### What needs to be done
Every entry must be echoed exactly.

--- BEGIN Supplied data ---

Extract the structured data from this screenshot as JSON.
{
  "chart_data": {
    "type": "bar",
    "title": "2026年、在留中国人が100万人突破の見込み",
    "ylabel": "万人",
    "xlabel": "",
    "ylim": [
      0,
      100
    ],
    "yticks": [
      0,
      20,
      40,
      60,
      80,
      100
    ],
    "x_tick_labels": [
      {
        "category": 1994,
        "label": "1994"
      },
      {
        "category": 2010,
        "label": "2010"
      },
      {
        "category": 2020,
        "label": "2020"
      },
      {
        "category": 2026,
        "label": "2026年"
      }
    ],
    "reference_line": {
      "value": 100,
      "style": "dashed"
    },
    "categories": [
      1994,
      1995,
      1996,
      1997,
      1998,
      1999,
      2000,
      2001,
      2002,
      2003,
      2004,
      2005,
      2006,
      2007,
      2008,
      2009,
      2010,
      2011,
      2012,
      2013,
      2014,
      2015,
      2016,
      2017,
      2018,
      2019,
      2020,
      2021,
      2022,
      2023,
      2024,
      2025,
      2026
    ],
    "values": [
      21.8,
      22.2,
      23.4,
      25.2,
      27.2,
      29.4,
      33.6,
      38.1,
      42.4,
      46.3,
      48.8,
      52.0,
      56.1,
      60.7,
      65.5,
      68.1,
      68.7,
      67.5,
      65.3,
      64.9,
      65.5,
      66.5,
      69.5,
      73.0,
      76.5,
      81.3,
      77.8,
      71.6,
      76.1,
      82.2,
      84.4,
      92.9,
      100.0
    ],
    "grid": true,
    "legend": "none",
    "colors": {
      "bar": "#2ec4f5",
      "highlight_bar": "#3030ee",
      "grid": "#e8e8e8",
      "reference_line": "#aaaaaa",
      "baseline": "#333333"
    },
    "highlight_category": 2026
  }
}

--- END Supplied data ---

### Result for this exercise
Extract the structured data from this screenshot as JSON.
{
  "chart_data": {
    "type": "bar",
    "title": "2026年、在留中国人が100万人突破の見込み",
    "ylabel": "万人",
    "xlabel": "",
    "ylim": [
      0,
      100
    ],
    "yticks": [
      0,
      20,
      40,
      60,
      80,
      100
    ],
    "x_tick_labels": [
      {
        "category": 1994,
        "label": "1994"
      },
      {
        "category": 2010,
        "label": "2010"
      },
      {
        "category": 2020,
        "label": "2020"
      },
      {
        "category": 2026,
        "label": "2026年"
      }
    ],
    "reference_line": {
      "value": 100,
      "style": "dashed"
    },
    "categories": [
      1994,
      1995,
      1996,
      1997,
      1998,
      1999,
      2000,
      2001,
      2002,
      2003,
      2004,
      2005,
      2006,
      2007,
      2008,
      2009,
      2010,
      2011,
      2012,
      2013,
      2014,
      2015,
      2016,
      2017,
      2018,
      2019,
      2020,
      2021,
      2022,
      2023,
      2024,
      2025,
      2026
    ],
    "values": [
      21.8,
      22.2,
      23.4,
      25.2,
      27.2,
      29.4,
      33.6,
      38.1,
      42.4,
      46.3,
      48.8,
      52.0,
      56.1,
      60.7,
      65.5,
      68.1,
      68.7,
      67.5,
      65.3,
      64.9,
      65.5,
      66.5,
      69.5,
      73.0,
      76.5,
      81.3,
      77.8,
      71.6,
      76.1,
      82.2,
      84.4,
      92.9,
      100.0
    ],
    "grid": true,
    "legend": "none",
    "colors": {
      "bar": "#2ec4f5",
      "highlight_bar": "#3030ee",
      "grid": "#e8e8e8",
      "reference_line": "#aaaaaa",
      "baseline": "#333333"
    },
    "highlight_category": 2026
  }
}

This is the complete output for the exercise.